§ **SUPPLIED DATA**:
-- begin --
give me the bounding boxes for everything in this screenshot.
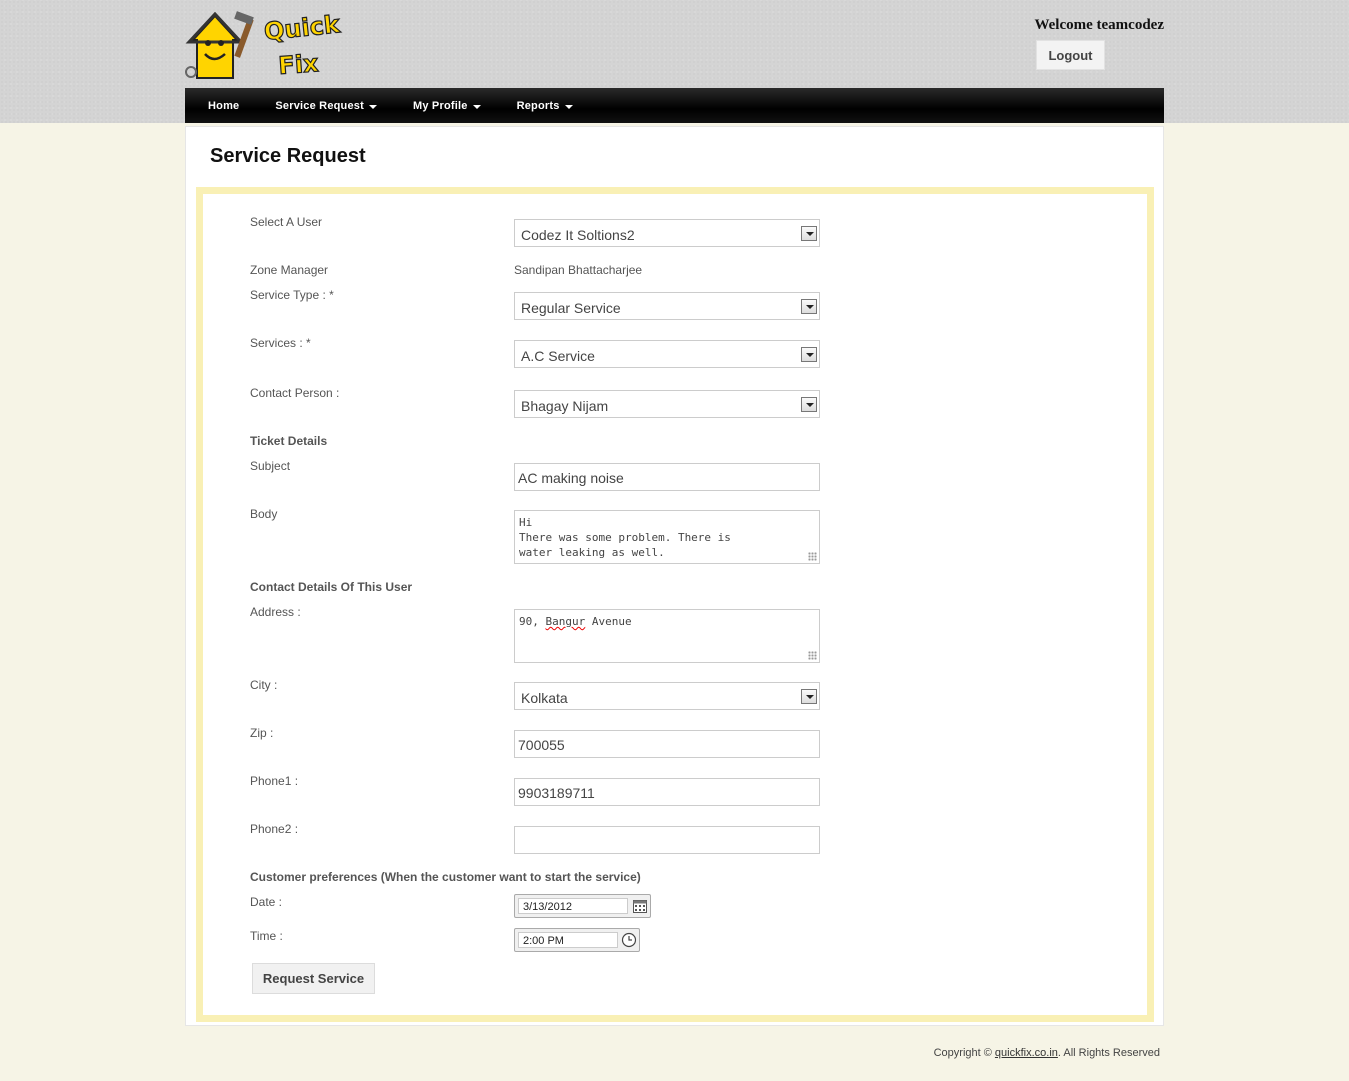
svg-text:Fix: Fix	[277, 49, 319, 80]
logout-button[interactable]: Logout	[1036, 40, 1105, 70]
chevron-down-icon[interactable]	[801, 347, 817, 362]
city-dropdown[interactable]: Kolkata	[514, 682, 820, 710]
nav-service-request[interactable]: Service Request	[264, 100, 388, 112]
resize-grip-icon[interactable]	[808, 651, 817, 660]
select-user-dropdown[interactable]: Codez It Soltions2	[514, 219, 820, 247]
service-type-dropdown[interactable]: Regular Service	[514, 292, 820, 320]
nav-home-label: Home	[208, 99, 240, 112]
time-input[interactable]: 2:00 PM	[518, 932, 618, 948]
service-type-label: Service Type : *	[250, 288, 334, 302]
city-label: City :	[250, 678, 278, 692]
chevron-down-icon[interactable]	[801, 689, 817, 704]
quickfix-logo[interactable]: Quick Fix	[185, 8, 345, 83]
date-input[interactable]: 3/13/2012	[518, 898, 628, 914]
date-label: Date :	[250, 895, 283, 909]
address-text-part3: Avenue	[585, 615, 632, 628]
logo-icon: Quick Fix	[185, 9, 343, 81]
time-picker[interactable]: 2:00 PM	[514, 928, 640, 952]
address-textarea[interactable]: 90, Bangur Avenue	[514, 609, 820, 663]
footer-site-link[interactable]: quickfix.co.in	[995, 1047, 1058, 1059]
nav-service-request-label: Service Request	[275, 99, 364, 112]
select-user-value: Codez It Soltions2	[521, 227, 635, 243]
contact-person-value: Bhagay Nijam	[521, 398, 609, 414]
footer-copyright-prefix: Copyright ©	[933, 1047, 995, 1059]
footer: Copyright © quickfix.co.in. All Rights R…	[934, 1047, 1160, 1059]
body-text: Hi There was some problem. There is wate…	[519, 516, 731, 559]
main-navbar: Home Service Request My Profile Reports	[185, 88, 1164, 123]
zone-manager-value: Sandipan Bhattacharjee	[514, 263, 643, 277]
welcome-message: Welcome teamcodez	[1034, 17, 1164, 33]
address-text-part1: 90,	[519, 615, 546, 628]
city-value: Kolkata	[521, 690, 568, 706]
nav-home[interactable]: Home	[197, 100, 250, 112]
phone2-input[interactable]	[514, 826, 820, 854]
content-panel: Service Request	[185, 126, 1164, 1026]
address-text-misspelled: Bangur	[545, 615, 586, 628]
time-label: Time :	[250, 929, 283, 943]
clock-icon[interactable]	[621, 932, 637, 948]
services-dropdown[interactable]: A.C Service	[514, 340, 820, 368]
service-type-value: Regular Service	[521, 300, 621, 316]
caret-down-icon	[564, 104, 573, 109]
zip-label: Zip :	[250, 726, 274, 740]
contact-person-label: Contact Person :	[250, 386, 340, 400]
nav-reports-label: Reports	[516, 99, 560, 112]
phone1-input[interactable]: 9903189711	[514, 778, 820, 806]
request-service-button[interactable]: Request Service	[252, 963, 375, 994]
body-textarea[interactable]: Hi There was some problem. There is wate…	[514, 510, 820, 564]
chevron-down-icon[interactable]	[801, 226, 817, 241]
resize-grip-icon[interactable]	[808, 552, 817, 561]
caret-down-icon	[368, 104, 377, 109]
phone2-label: Phone2 :	[250, 822, 299, 836]
services-value: A.C Service	[521, 348, 595, 364]
preferences-heading: Customer preferences (When the customer …	[250, 870, 641, 884]
phone1-label: Phone1 :	[250, 774, 299, 788]
nav-my-profile[interactable]: My Profile	[402, 100, 492, 112]
page-title: Service Request	[210, 145, 366, 167]
chevron-down-icon[interactable]	[801, 397, 817, 412]
caret-down-icon	[472, 104, 481, 109]
nav-reports[interactable]: Reports	[506, 100, 584, 112]
svg-text:Quick: Quick	[263, 10, 342, 46]
zone-manager-label: Zone Manager	[250, 263, 329, 277]
contact-details-heading: Contact Details Of This User	[250, 580, 413, 594]
date-picker[interactable]: 3/13/2012	[514, 894, 651, 918]
body-label: Body	[250, 507, 278, 521]
services-label: Services : *	[250, 336, 311, 350]
subject-label: Subject	[250, 459, 291, 473]
zip-input[interactable]: 700055	[514, 730, 820, 758]
footer-copyright-suffix: . All Rights Reserved	[1057, 1047, 1160, 1059]
calendar-icon[interactable]	[632, 898, 648, 914]
ticket-details-heading: Ticket Details	[250, 434, 328, 448]
contact-person-dropdown[interactable]: Bhagay Nijam	[514, 390, 820, 418]
subject-input[interactable]: AC making noise	[514, 463, 820, 491]
nav-my-profile-label: My Profile	[412, 99, 468, 112]
address-label: Address :	[250, 605, 301, 619]
select-user-label: Select A User	[250, 215, 323, 229]
chevron-down-icon[interactable]	[801, 299, 817, 314]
-- end --
§ **WHAT TO WORK ON**: Give all of the material above again with "chevron-down-icon" substituted by "dropdown-arrow-icon" and everything else unchanged. Omit the pictures.

§ **COMPLETE ANSWER**:
give me the bounding boxes for everything in this screenshot.
svg-text:Fix: Fix	[277, 49, 319, 80]
logout-button[interactable]: Logout	[1036, 40, 1105, 70]
dropdown-arrow-icon[interactable]	[801, 347, 817, 362]
city-dropdown[interactable]: Kolkata	[514, 682, 820, 710]
nav-service-request[interactable]: Service Request	[264, 100, 388, 112]
resize-grip-icon[interactable]	[808, 651, 817, 660]
select-user-dropdown[interactable]: Codez It Soltions2	[514, 219, 820, 247]
service-type-dropdown[interactable]: Regular Service	[514, 292, 820, 320]
nav-home-label: Home	[208, 99, 240, 112]
time-input[interactable]: 2:00 PM	[518, 932, 618, 948]
service-type-label: Service Type : *	[250, 288, 334, 302]
city-label: City :	[250, 678, 278, 692]
dropdown-arrow-icon[interactable]	[801, 689, 817, 704]
quickfix-logo[interactable]: Quick Fix	[185, 8, 345, 83]
date-input[interactable]: 3/13/2012	[518, 898, 628, 914]
date-label: Date :	[250, 895, 283, 909]
address-text-part3: Avenue	[585, 615, 632, 628]
logo-icon: Quick Fix	[185, 9, 343, 81]
time-picker[interactable]: 2:00 PM	[514, 928, 640, 952]
address-textarea[interactable]: 90, Bangur Avenue	[514, 609, 820, 663]
footer-site-link[interactable]: quickfix.co.in	[995, 1047, 1058, 1059]
nav-service-request-label: Service Request	[275, 99, 364, 112]
select-user-value: Codez It Soltions2	[521, 227, 635, 243]
contact-person-value: Bhagay Nijam	[521, 398, 609, 414]
footer-copyright-prefix: Copyright ©	[933, 1047, 995, 1059]
footer: Copyright © quickfix.co.in. All Rights R…	[934, 1047, 1160, 1059]
body-text: Hi There was some problem. There is wate…	[519, 516, 731, 559]
main-navbar: Home Service Request My Profile Reports	[185, 88, 1164, 123]
zone-manager-value: Sandipan Bhattacharjee	[514, 263, 643, 277]
welcome-message: Welcome teamcodez	[1034, 17, 1164, 33]
address-text-part1: 90,	[519, 615, 546, 628]
city-value: Kolkata	[521, 690, 568, 706]
nav-home[interactable]: Home	[197, 100, 250, 112]
phone2-input[interactable]	[514, 826, 820, 854]
content-panel: Service Request	[185, 126, 1164, 1026]
address-text-misspelled: Bangur	[545, 615, 586, 628]
time-label: Time :	[250, 929, 283, 943]
clock-icon[interactable]	[621, 932, 637, 948]
services-dropdown[interactable]: A.C Service	[514, 340, 820, 368]
service-type-value: Regular Service	[521, 300, 621, 316]
caret-down-icon	[564, 104, 573, 109]
zip-label: Zip :	[250, 726, 274, 740]
contact-person-label: Contact Person :	[250, 386, 340, 400]
nav-reports-label: Reports	[516, 99, 560, 112]
phone1-input[interactable]: 9903189711	[514, 778, 820, 806]
request-service-button[interactable]: Request Service	[252, 963, 375, 994]
body-textarea[interactable]: Hi There was some problem. There is wate…	[514, 510, 820, 564]
dropdown-arrow-icon[interactable]	[801, 226, 817, 241]
resize-grip-icon[interactable]	[808, 552, 817, 561]
caret-down-icon	[368, 104, 377, 109]
phone2-label: Phone2 :	[250, 822, 299, 836]
services-value: A.C Service	[521, 348, 595, 364]
preferences-heading: Customer preferences (When the customer …	[250, 870, 641, 884]
phone1-label: Phone1 :	[250, 774, 299, 788]
nav-my-profile[interactable]: My Profile	[402, 100, 492, 112]
page-title: Service Request	[210, 145, 366, 167]
dropdown-arrow-icon[interactable]	[801, 397, 817, 412]
caret-down-icon	[472, 104, 481, 109]
nav-reports[interactable]: Reports	[506, 100, 584, 112]
svg-text:Quick: Quick	[263, 10, 342, 46]
zone-manager-label: Zone Manager	[250, 263, 329, 277]
contact-details-heading: Contact Details Of This User	[250, 580, 413, 594]
date-picker[interactable]: 3/13/2012	[514, 894, 651, 918]
body-label: Body	[250, 507, 278, 521]
services-label: Services : *	[250, 336, 311, 350]
subject-label: Subject	[250, 459, 291, 473]
zip-input[interactable]: 700055	[514, 730, 820, 758]
footer-copyright-suffix: . All Rights Reserved	[1057, 1047, 1160, 1059]
calendar-icon[interactable]	[632, 898, 648, 914]
ticket-details-heading: Ticket Details	[250, 434, 328, 448]
contact-person-dropdown[interactable]: Bhagay Nijam	[514, 390, 820, 418]
subject-input[interactable]: AC making noise	[514, 463, 820, 491]
nav-my-profile-label: My Profile	[412, 99, 468, 112]
address-label: Address :	[250, 605, 301, 619]
select-user-label: Select A User	[250, 215, 323, 229]
dropdown-arrow-icon[interactable]	[801, 299, 817, 314]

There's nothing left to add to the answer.